##### Supplied records

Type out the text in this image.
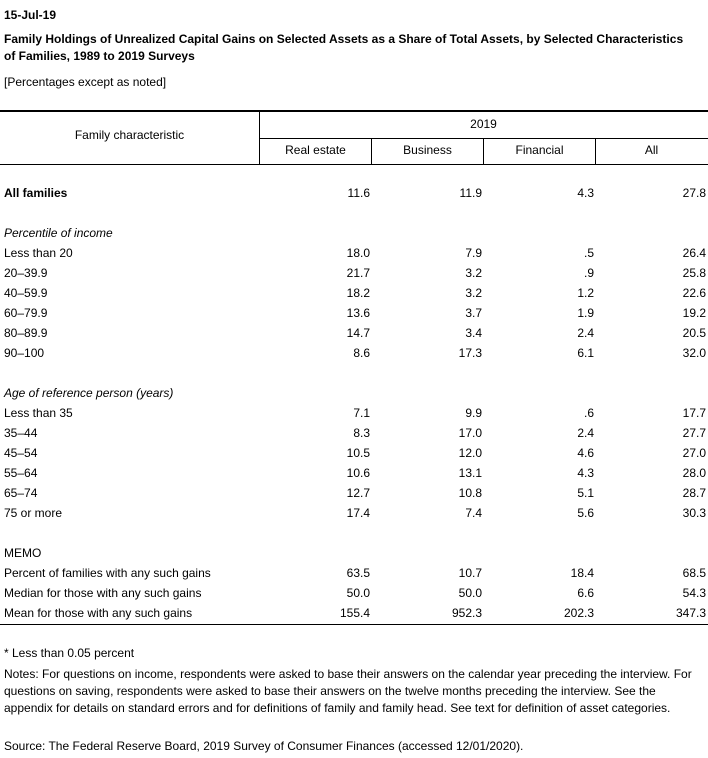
15-Jul-19
Family Holdings of Unrealized Capital Gains on Selected Assets as a Share of Total Assets, by Selected Characteristics of Families, 1989 to 2019 Surveys
[Percentages except as noted]
Family characteristic
2019
Real estate	Business	Financial	All
All families	11.6	11.9	4.3	27.8
Percentile of income
Less than 20	18.0	7.9	.5	26.4
20–39.9	21.7	3.2	.9	25.8
40–59.9	18.2	3.2	1.2	22.6
60–79.9	13.6	3.7	1.9	19.2
80–89.9	14.7	3.4	2.4	20.5
90–100	8.6	17.3	6.1	32.0
Age of reference person (years)
Less than 35	7.1	9.9	.6	17.7
35–44	8.3	17.0	2.4	27.7
45–54	10.5	12.0	4.6	27.0
55–64	10.6	13.1	4.3	28.0
65–74	12.7	10.8	5.1	28.7
75 or more	17.4	7.4	5.6	30.3
MEMO
Percent of families with any such gains	63.5	10.7	18.4	68.5
Median for those with any such gains	50.0	50.0	6.6	54.3
Mean for those with any such gains	155.4	952.3	202.3	347.3
* Less than 0.05 percent
Notes: For questions on income, respondents were asked to base their answers on the calendar year preceding the interview. For questions on saving, respondents were asked to base their answers on the twelve months preceding the interview. See the appendix for details on standard errors and for definitions of family and family head. See text for definition of asset categories.
Source: The Federal Reserve Board, 2019 Survey of Consumer Finances (accessed 12/01/2020).
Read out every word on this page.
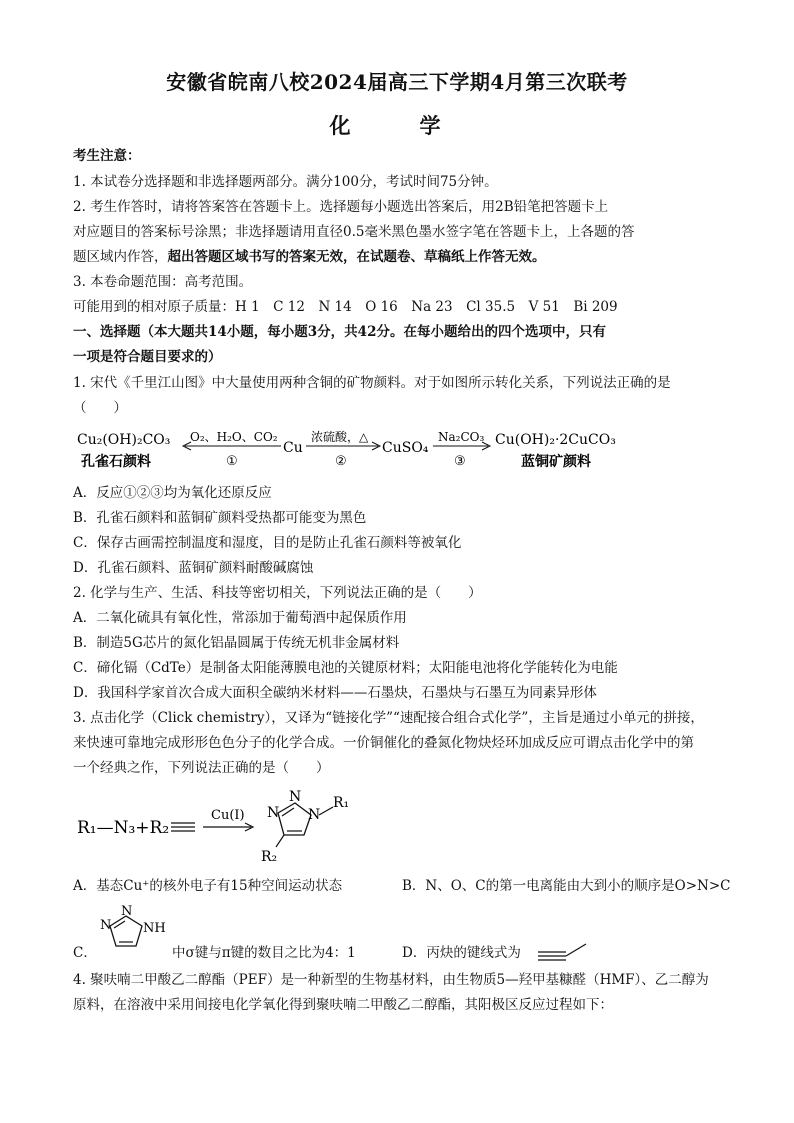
安徽省皖南八校2024届高三下学期4月第三次联考
化　学
考生注意：
1. 本试卷分选择题和非选择题两部分。满分100分，考试时间75分钟。
2. 考生作答时，请将答案答在答题卡上。选择题每小题选出答案后，用2B铅笔把答题卡上
对应题目的答案标号涂黑；非选择题请用直径0.5毫米黑色墨水签字笔在答题卡上，上各题的答
题区域内作答，超出答题区域书写的答案无效，在试题卷、草稿纸上作答无效。
3. 本卷命题范围：高考范围。
可能用到的相对原子质量：H 1　C 12　N 14　O 16　Na 23　Cl 35.5　V 51　Bi 209
一、选择题（本大题共14小题，每小题3分，共42分。在每小题给出的四个选项中，只有
一项是符合题目要求的）
1. 宋代《千里江山图》中大量使用两种含铜的矿物颜料。对于如图所示转化关系，下列说法正确的是
（　　）
Cu₂(OH)₂CO₃
孔雀石颜料
O₂、H₂O、CO₂
①
Cu
浓硫酸，△
②
CuSO₄
Na₂CO₃
③
Cu(OH)₂·2CuCO₃
蓝铜矿颜料
A．反应①②③均为氧化还原反应
B．孔雀石颜料和蓝铜矿颜料受热都可能变为黑色
C．保存古画需控制温度和湿度，目的是防止孔雀石颜料等被氧化
D．孔雀石颜料、蓝铜矿颜料耐酸碱腐蚀
2. 化学与生产、生活、科技等密切相关，下列说法正确的是（　　）
A．二氧化硫具有氧化性，常添加于葡萄酒中起保质作用
B．制造5G芯片的氮化铝晶圆属于传统无机非金属材料
C．碲化镉（CdTe）是制备太阳能薄膜电池的关键原材料；太阳能电池将化学能转化为电能
D．我国科学家首次合成大面积全碳纳米材料——石墨炔，石墨炔与石墨互为同素异形体
3. 点击化学（Click chemistry），又译为“链接化学”“速配接合组合式化学”，主旨是通过小单元的拼接，
来快速可靠地完成形形色色分子的化学合成。一价铜催化的叠氮化物炔烃环加成反应可谓点击化学中的第
一个经典之作，下列说法正确的是（　　）
R₁—N₃+R₂
Cu(I) N
N
N
R₁
R₂
A．基态Cu⁺的核外电子有15种空间运动状态	B．N、O、C的第一电离能由大到小的顺序是O>N>C
C．
N
N
NH
中σ键与π键的数目之比为4：1	D．丙炔的键线式为
4. 聚呋喃二甲酸乙二醇酯（PEF）是一种新型的生物基材料，由生物质5—羟甲基糠醛（HMF）、乙二醇为
原料，在溶液中采用间接电化学氧化得到聚呋喃二甲酸乙二醇酯，其阳极区反应过程如下：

##########

From the material given, work out how many lines hold the string "those"; state that number and nothing further.

* **Output**: 2